START

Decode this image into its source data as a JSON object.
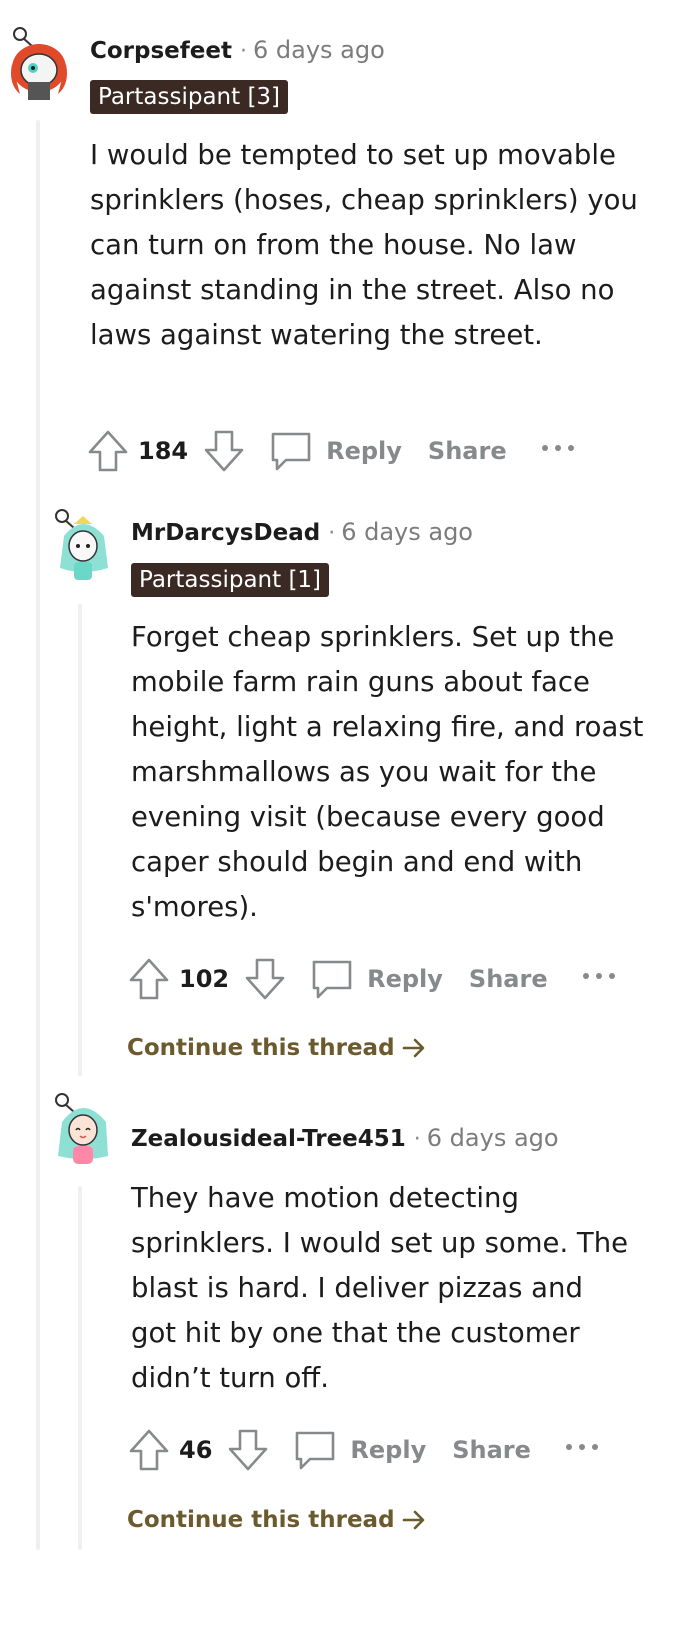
{
  "comments": [
    {
      "username": "Corpsefeet",
      "time": "6 days ago",
      "flair": "Partassipant [3]",
      "body": "I would be tempted to set up movable sprinklers (hoses, cheap sprinklers) you can turn on from the house. No law against standing in the street. Also no laws against watering the street.",
      "votes": "184",
      "reply_label": "Reply",
      "share_label": "Share"
    },
    {
      "username": "MrDarcysDead",
      "time": "6 days ago",
      "flair": "Partassipant [1]",
      "body": "Forget cheap sprinklers. Set up the mobile farm rain guns about face height, light a relaxing fire, and roast marshmallows as you wait for the evening visit (because every good caper should begin and end with s'mores).",
      "votes": "102",
      "reply_label": "Reply",
      "share_label": "Share",
      "continue_label": "Continue this thread"
    },
    {
      "username": "Zealousideal-Tree451",
      "time": "6 days ago",
      "body": "They have motion detecting sprinklers. I would set up some. The blast is hard. I deliver pizzas and got hit by one that the customer didn’t turn off.",
      "votes": "46",
      "reply_label": "Reply",
      "share_label": "Share",
      "continue_label": "Continue this thread"
    }
  ],
  "separator": "·",
  "colors": {
    "flair_bg": "#3b2a24",
    "continue_link": "#6b5a2e",
    "thread_line": "#edeff1",
    "muted": "#878a8c"
  },
  "icons": [
    "upvote-icon",
    "downvote-icon",
    "comment-icon",
    "more-icon",
    "arrow-right-icon"
  ]
}
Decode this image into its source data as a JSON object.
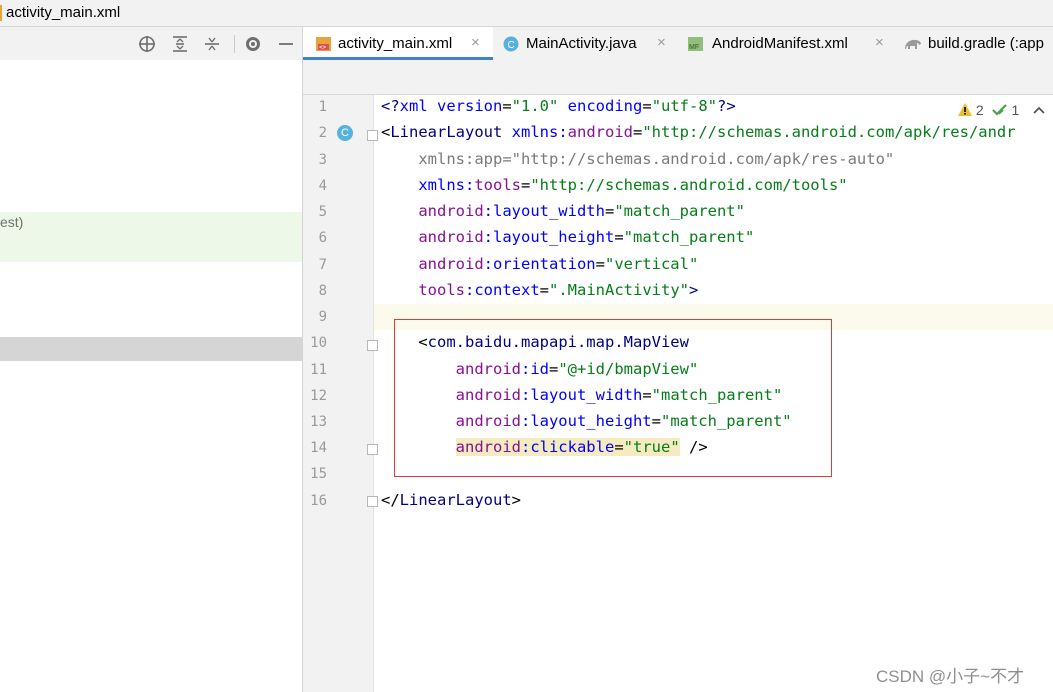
{
  "breadcrumb": {
    "file": "activity_main.xml"
  },
  "left_panel": {
    "toolbar_icons": [
      "crosshair-icon",
      "expand-all-icon",
      "collapse-all-icon",
      "gear-icon",
      "minimize-icon"
    ],
    "partial_label": "est)"
  },
  "tabs": [
    {
      "label": "activity_main.xml",
      "icon": "xml-file-icon",
      "active": true,
      "closable": true
    },
    {
      "label": "MainActivity.java",
      "icon": "java-class-icon",
      "active": false,
      "closable": true
    },
    {
      "label": "AndroidManifest.xml",
      "icon": "manifest-icon",
      "active": false,
      "closable": true
    },
    {
      "label": "build.gradle (:app",
      "icon": "gradle-icon",
      "active": false,
      "closable": false
    }
  ],
  "inspections": {
    "warnings": "2",
    "ok": "1"
  },
  "lines": [
    {
      "n": "1"
    },
    {
      "n": "2"
    },
    {
      "n": "3"
    },
    {
      "n": "4"
    },
    {
      "n": "5"
    },
    {
      "n": "6"
    },
    {
      "n": "7"
    },
    {
      "n": "8"
    },
    {
      "n": "9"
    },
    {
      "n": "10"
    },
    {
      "n": "11"
    },
    {
      "n": "12"
    },
    {
      "n": "13"
    },
    {
      "n": "14"
    },
    {
      "n": "15"
    },
    {
      "n": "16"
    }
  ],
  "code": {
    "l1": {
      "a": "<?",
      "b": "xml version",
      "c": "=",
      "d": "\"1.0\"",
      "e": " encoding",
      "f": "=",
      "g": "\"utf-8\"",
      "h": "?>"
    },
    "l2": {
      "a": "<",
      "b": "LinearLayout",
      "c": " xmlns:",
      "d": "android",
      "e": "=",
      "f": "\"http://schemas.android.com/apk/res/andr"
    },
    "l3": {
      "a": "    xmlns:app=\"http://schemas.android.com/apk/res-auto\""
    },
    "l4": {
      "a": "    xmlns:",
      "b": "tools",
      "c": "=",
      "d": "\"http://schemas.android.com/tools\""
    },
    "l5": {
      "a": "    ",
      "b": "android",
      "c": ":layout_width",
      "d": "=",
      "e": "\"match_parent\""
    },
    "l6": {
      "a": "    ",
      "b": "android",
      "c": ":layout_height",
      "d": "=",
      "e": "\"match_parent\""
    },
    "l7": {
      "a": "    ",
      "b": "android",
      "c": ":orientation",
      "d": "=",
      "e": "\"vertical\""
    },
    "l8": {
      "a": "    ",
      "b": "tools",
      "c": ":context",
      "d": "=",
      "e": "\".MainActivity\"",
      "f": ">"
    },
    "l10": {
      "a": "    <",
      "b": "com.baidu.mapapi.map.MapView"
    },
    "l11": {
      "a": "        ",
      "b": "android",
      "c": ":id",
      "d": "=",
      "e": "\"@+id/bmapView\""
    },
    "l12": {
      "a": "        ",
      "b": "android",
      "c": ":layout_width",
      "d": "=",
      "e": "\"match_parent\""
    },
    "l13": {
      "a": "        ",
      "b": "android",
      "c": ":layout_height",
      "d": "=",
      "e": "\"match_parent\""
    },
    "l14": {
      "a": "        ",
      "b": "android",
      "c": ":clickable",
      "d": "=",
      "e": "\"true\"",
      "f": " />"
    },
    "l16": {
      "a": "</",
      "b": "LinearLayout",
      "c": ">"
    }
  },
  "gutter_marker": "C",
  "watermark": "CSDN @小子~不才"
}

END

Above are records to transcribe exactly; leave their pictures out.

#### Solved problem
Decode this image into its source data as a JSON object.
{
  "comments": [
    {
      "username": "Corpsefeet",
      "time": "6 days ago",
      "flair": "Partassipant [3]",
      "body": "I would be tempted to set up movable sprinklers (hoses, cheap sprinklers) you can turn on from the house. No law against standing in the street. Also no laws against watering the street.",
      "votes": "184",
      "reply_label": "Reply",
      "share_label": "Share"
    },
    {
      "username": "MrDarcysDead",
      "time": "6 days ago",
      "flair": "Partassipant [1]",
      "body": "Forget cheap sprinklers. Set up the mobile farm rain guns about face height, light a relaxing fire, and roast marshmallows as you wait for the evening visit (because every good caper should begin and end with s'mores).",
      "votes": "102",
      "reply_label": "Reply",
      "share_label": "Share",
      "continue_label": "Continue this thread"
    },
    {
      "username": "Zealousideal-Tree451",
      "time": "6 days ago",
      "body": "They have motion detecting sprinklers. I would set up some. The blast is hard. I deliver pizzas and got hit by one that the customer didn’t turn off.",
      "votes": "46",
      "reply_label": "Reply",
      "share_label": "Share",
      "continue_label": "Continue this thread"
    }
  ],
  "separator": "·",
  "colors": {
    "flair_bg": "#3b2a24",
    "continue_link": "#6b5a2e",
    "thread_line": "#edeff1",
    "muted": "#878a8c"
  },
  "icons": [
    "upvote-icon",
    "downvote-icon",
    "comment-icon",
    "more-icon",
    "arrow-right-icon"
  ]
}
Decode this image into its source data as a JSON object.
{
  "breadcrumb": {
    "file": "activity_main.xml"
  },
  "left_panel": {
    "toolbar_icons": [
      "crosshair-icon",
      "expand-all-icon",
      "collapse-all-icon",
      "gear-icon",
      "minimize-icon"
    ],
    "partial_label": "est)"
  },
  "tabs": [
    {
      "label": "activity_main.xml",
      "icon": "xml-file-icon",
      "active": true,
      "closable": true
    },
    {
      "label": "MainActivity.java",
      "icon": "java-class-icon",
      "active": false,
      "closable": true
    },
    {
      "label": "AndroidManifest.xml",
      "icon": "manifest-icon",
      "active": false,
      "closable": true
    },
    {
      "label": "build.gradle (:app",
      "icon": "gradle-icon",
      "active": false,
      "closable": false
    }
  ],
  "inspections": {
    "warnings": "2",
    "ok": "1"
  },
  "lines": [
    {
      "n": "1"
    },
    {
      "n": "2"
    },
    {
      "n": "3"
    },
    {
      "n": "4"
    },
    {
      "n": "5"
    },
    {
      "n": "6"
    },
    {
      "n": "7"
    },
    {
      "n": "8"
    },
    {
      "n": "9"
    },
    {
      "n": "10"
    },
    {
      "n": "11"
    },
    {
      "n": "12"
    },
    {
      "n": "13"
    },
    {
      "n": "14"
    },
    {
      "n": "15"
    },
    {
      "n": "16"
    }
  ],
  "code": {
    "l1": {
      "a": "<?",
      "b": "xml version",
      "c": "=",
      "d": "\"1.0\"",
      "e": " encoding",
      "f": "=",
      "g": "\"utf-8\"",
      "h": "?>"
    },
    "l2": {
      "a": "<",
      "b": "LinearLayout",
      "c": " xmlns:",
      "d": "android",
      "e": "=",
      "f": "\"http://schemas.android.com/apk/res/andr"
    },
    "l3": {
      "a": "    xmlns:app=\"http://schemas.android.com/apk/res-auto\""
    },
    "l4": {
      "a": "    xmlns:",
      "b": "tools",
      "c": "=",
      "d": "\"http://schemas.android.com/tools\""
    },
    "l5": {
      "a": "    ",
      "b": "android",
      "c": ":layout_width",
      "d": "=",
      "e": "\"match_parent\""
    },
    "l6": {
      "a": "    ",
      "b": "android",
      "c": ":layout_height",
      "d": "=",
      "e": "\"match_parent\""
    },
    "l7": {
      "a": "    ",
      "b": "android",
      "c": ":orientation",
      "d": "=",
      "e": "\"vertical\""
    },
    "l8": {
      "a": "    ",
      "b": "tools",
      "c": ":context",
      "d": "=",
      "e": "\".MainActivity\"",
      "f": ">"
    },
    "l10": {
      "a": "    <",
      "b": "com.baidu.mapapi.map.MapView"
    },
    "l11": {
      "a": "        ",
      "b": "android",
      "c": ":id",
      "d": "=",
      "e": "\"@+id/bmapView\""
    },
    "l12": {
      "a": "        ",
      "b": "android",
      "c": ":layout_width",
      "d": "=",
      "e": "\"match_parent\""
    },
    "l13": {
      "a": "        ",
      "b": "android",
      "c": ":layout_height",
      "d": "=",
      "e": "\"match_parent\""
    },
    "l14": {
      "a": "        ",
      "b": "android",
      "c": ":clickable",
      "d": "=",
      "e": "\"true\"",
      "f": " />"
    },
    "l16": {
      "a": "</",
      "b": "LinearLayout",
      "c": ">"
    }
  },
  "gutter_marker": "C",
  "watermark": "CSDN @小子~不才"
}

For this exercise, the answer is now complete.